■ Requirements ■
Select and reproduce each line of the listing below that bears the string "план".

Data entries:
⁂
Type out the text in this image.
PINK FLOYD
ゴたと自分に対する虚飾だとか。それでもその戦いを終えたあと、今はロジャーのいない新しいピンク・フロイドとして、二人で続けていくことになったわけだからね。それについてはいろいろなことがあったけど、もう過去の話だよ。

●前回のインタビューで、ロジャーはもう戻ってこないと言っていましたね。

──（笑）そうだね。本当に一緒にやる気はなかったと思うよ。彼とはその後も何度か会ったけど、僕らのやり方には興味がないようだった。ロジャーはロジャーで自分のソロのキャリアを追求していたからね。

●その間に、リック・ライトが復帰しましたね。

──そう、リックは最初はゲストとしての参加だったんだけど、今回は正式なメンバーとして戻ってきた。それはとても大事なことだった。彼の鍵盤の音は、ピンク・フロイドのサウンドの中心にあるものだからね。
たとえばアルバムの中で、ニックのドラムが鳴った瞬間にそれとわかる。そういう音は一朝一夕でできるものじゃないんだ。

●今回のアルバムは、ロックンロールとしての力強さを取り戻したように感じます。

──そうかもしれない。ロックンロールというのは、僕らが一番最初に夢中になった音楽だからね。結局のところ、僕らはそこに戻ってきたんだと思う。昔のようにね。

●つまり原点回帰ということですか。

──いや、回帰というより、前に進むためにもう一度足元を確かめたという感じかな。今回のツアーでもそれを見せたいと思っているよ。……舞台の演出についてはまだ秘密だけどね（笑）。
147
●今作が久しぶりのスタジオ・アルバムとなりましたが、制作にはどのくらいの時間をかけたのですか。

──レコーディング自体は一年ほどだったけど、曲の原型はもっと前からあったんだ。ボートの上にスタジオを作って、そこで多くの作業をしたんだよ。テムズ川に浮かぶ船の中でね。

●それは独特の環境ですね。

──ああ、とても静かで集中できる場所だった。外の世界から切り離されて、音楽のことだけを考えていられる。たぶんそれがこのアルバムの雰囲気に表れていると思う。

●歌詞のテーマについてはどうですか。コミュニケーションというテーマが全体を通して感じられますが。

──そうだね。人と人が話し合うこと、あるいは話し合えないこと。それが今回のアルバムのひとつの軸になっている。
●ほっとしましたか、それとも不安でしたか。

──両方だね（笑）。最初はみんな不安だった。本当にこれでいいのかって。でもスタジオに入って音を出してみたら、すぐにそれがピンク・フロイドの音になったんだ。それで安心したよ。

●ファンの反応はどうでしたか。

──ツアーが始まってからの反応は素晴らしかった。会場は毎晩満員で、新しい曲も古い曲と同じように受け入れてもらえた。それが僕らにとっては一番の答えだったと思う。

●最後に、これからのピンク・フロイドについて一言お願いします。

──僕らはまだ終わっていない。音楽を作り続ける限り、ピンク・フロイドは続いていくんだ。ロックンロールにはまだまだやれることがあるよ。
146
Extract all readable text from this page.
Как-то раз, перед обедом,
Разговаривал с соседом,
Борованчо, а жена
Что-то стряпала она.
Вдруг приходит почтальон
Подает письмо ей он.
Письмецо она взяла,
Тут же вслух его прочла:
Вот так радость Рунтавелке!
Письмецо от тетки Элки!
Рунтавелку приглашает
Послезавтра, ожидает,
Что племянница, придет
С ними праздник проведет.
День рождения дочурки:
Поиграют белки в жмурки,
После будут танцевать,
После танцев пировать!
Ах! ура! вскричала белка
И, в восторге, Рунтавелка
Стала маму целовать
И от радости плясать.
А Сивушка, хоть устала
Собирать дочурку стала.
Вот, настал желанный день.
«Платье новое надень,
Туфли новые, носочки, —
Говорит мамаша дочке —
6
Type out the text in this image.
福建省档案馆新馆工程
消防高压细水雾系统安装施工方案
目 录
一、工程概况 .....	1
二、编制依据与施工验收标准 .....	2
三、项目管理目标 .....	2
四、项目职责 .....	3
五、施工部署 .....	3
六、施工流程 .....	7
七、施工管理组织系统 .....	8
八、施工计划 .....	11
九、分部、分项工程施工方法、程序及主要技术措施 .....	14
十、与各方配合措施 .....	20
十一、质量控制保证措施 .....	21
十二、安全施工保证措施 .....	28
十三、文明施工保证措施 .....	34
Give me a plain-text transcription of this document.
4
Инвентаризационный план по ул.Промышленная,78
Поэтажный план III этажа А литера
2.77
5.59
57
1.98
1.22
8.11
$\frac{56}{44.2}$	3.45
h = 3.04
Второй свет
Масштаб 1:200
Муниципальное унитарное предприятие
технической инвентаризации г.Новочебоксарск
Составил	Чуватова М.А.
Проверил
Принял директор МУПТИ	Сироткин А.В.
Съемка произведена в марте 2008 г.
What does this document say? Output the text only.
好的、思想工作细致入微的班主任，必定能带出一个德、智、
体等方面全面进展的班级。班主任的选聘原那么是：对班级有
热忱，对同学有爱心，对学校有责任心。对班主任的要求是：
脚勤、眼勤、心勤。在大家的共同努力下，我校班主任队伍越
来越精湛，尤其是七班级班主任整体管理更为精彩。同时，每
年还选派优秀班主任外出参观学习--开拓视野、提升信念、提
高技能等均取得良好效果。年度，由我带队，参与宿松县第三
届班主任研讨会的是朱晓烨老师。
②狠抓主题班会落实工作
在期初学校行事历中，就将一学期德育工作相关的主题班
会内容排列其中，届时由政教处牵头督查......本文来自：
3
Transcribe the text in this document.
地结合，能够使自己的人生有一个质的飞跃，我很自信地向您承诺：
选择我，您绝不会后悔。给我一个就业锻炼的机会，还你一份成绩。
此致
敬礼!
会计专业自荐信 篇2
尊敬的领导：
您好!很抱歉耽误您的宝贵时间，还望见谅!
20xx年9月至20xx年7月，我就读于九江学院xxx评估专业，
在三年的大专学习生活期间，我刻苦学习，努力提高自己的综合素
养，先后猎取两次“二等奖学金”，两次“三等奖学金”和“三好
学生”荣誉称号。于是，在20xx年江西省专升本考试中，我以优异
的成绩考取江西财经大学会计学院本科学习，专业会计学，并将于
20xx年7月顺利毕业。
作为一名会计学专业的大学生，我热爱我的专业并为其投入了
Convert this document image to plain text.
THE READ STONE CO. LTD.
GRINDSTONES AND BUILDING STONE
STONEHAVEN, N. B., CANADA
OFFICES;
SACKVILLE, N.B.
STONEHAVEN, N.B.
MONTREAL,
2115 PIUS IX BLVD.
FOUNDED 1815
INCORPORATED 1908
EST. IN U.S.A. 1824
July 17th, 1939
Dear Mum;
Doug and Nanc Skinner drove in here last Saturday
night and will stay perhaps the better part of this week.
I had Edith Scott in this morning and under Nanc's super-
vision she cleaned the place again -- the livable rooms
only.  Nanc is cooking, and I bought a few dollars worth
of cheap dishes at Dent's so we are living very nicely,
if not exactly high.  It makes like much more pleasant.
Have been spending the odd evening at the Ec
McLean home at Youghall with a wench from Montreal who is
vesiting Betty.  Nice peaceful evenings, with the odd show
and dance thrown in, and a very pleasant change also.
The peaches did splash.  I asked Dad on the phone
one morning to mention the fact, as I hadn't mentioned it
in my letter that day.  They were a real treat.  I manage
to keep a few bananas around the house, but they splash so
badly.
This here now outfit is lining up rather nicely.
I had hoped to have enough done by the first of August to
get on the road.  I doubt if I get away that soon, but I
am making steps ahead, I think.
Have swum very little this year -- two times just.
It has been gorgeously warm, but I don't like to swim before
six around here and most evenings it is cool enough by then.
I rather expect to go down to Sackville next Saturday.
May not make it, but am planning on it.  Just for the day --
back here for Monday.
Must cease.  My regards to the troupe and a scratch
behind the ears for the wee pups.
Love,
⁂
■ Task output ■
Инвентаризационный план по ул.Промышленная,78
Поэтажный план III этажа А литера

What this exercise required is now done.